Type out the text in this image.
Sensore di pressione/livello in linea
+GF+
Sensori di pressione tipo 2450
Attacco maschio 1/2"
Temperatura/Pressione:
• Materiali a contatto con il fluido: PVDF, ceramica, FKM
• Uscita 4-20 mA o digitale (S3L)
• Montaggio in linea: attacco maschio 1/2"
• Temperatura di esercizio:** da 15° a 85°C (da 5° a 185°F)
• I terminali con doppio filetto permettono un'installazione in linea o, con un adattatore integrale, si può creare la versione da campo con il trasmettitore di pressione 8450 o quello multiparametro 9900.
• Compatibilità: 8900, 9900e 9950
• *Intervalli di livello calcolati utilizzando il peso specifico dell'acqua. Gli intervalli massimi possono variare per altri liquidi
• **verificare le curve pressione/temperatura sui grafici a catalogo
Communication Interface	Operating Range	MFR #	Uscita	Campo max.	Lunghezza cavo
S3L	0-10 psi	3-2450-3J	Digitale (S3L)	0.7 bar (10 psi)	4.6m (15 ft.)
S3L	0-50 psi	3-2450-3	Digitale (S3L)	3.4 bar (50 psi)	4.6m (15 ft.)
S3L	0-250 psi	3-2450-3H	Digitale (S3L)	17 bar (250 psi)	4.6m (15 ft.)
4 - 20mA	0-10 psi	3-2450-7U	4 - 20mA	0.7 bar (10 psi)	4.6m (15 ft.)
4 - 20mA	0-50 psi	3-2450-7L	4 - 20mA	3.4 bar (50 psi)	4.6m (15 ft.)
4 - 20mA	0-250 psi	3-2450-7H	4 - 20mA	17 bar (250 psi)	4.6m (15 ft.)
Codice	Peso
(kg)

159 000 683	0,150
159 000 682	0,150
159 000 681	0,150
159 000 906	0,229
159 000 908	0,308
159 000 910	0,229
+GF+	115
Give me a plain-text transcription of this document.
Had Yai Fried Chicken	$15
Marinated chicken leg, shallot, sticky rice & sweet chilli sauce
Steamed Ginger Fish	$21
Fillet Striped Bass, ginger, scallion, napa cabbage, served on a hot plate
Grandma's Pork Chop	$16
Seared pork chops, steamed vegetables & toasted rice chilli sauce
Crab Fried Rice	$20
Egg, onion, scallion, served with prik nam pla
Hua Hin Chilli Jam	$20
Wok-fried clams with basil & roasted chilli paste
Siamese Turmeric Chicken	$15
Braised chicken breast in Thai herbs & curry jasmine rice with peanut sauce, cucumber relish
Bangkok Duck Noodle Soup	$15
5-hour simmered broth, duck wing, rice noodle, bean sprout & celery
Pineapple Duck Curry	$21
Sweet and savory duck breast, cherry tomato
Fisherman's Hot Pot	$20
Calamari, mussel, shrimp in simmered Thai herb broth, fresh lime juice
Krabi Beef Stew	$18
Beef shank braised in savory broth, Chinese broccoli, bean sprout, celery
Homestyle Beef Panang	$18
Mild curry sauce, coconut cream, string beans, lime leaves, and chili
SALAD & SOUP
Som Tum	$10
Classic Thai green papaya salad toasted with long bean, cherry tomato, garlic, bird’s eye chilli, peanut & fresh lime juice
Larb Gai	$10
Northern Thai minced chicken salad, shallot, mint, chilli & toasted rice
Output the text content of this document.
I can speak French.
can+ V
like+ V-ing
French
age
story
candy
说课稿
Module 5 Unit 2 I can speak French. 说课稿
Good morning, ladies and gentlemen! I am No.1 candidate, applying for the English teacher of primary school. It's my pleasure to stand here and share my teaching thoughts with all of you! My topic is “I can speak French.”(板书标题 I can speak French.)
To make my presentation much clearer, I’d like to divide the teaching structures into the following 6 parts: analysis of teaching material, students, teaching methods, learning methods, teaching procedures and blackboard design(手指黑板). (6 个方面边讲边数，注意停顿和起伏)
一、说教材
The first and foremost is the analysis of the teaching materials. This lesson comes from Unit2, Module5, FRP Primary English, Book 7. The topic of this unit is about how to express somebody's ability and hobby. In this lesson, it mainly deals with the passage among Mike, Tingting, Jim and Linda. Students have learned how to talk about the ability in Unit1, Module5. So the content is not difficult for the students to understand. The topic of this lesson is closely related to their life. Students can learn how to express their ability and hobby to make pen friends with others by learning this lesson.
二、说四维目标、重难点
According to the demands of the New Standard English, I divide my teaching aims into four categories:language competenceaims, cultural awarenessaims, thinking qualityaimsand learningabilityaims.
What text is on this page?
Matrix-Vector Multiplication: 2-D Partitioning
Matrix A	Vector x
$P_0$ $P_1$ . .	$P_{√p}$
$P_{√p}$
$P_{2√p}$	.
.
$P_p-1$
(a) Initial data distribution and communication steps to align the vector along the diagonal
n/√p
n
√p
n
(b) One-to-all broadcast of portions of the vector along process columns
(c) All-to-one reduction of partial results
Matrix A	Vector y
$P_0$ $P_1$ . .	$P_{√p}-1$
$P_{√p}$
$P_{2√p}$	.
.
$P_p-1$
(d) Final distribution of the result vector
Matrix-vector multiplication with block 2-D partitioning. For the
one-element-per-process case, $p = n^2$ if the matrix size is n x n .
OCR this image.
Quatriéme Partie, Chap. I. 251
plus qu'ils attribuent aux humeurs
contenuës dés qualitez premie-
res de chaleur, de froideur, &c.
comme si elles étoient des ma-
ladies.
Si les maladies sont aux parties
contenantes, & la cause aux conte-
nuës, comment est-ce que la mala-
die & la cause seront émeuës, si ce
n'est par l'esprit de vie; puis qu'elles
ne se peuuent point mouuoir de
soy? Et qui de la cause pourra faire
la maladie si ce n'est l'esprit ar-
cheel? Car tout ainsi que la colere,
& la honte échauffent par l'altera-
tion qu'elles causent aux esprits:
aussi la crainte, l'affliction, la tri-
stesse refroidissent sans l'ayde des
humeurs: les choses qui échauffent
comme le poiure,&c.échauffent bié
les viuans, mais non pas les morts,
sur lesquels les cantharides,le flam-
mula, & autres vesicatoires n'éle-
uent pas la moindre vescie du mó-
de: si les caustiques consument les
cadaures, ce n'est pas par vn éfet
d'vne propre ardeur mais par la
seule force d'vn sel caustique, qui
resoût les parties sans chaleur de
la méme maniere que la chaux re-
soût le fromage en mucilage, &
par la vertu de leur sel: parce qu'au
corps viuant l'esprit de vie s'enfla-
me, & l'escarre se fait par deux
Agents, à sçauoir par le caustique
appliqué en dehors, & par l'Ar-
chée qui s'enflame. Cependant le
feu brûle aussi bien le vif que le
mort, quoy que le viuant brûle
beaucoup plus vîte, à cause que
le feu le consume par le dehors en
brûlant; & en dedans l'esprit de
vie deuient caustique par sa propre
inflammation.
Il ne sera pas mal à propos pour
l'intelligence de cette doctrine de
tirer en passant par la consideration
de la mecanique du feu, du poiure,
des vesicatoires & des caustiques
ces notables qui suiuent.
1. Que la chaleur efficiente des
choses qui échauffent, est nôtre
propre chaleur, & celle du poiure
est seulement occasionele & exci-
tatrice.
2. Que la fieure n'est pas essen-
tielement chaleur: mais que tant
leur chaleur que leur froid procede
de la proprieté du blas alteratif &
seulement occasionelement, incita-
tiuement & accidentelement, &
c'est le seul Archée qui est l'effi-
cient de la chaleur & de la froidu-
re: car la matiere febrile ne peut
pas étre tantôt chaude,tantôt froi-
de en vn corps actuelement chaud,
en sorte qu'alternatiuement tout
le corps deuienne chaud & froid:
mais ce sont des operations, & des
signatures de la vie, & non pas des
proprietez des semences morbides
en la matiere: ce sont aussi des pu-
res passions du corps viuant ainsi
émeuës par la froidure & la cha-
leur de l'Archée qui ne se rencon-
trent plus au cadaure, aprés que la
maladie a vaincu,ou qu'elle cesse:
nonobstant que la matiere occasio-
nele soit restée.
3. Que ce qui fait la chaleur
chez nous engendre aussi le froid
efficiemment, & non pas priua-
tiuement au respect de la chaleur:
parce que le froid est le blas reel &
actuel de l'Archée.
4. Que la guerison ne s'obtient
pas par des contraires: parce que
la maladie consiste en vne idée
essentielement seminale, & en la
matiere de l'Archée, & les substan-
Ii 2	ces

TASK TO CARRY OUT: Look through the data above. Each line containing the word "elles" needs to be copied.

THE SOLUTION:
comme si elles étoient des ma-
n'est par l'esprit de vie; puis qu'elles
tion qu'elles causent aux esprits:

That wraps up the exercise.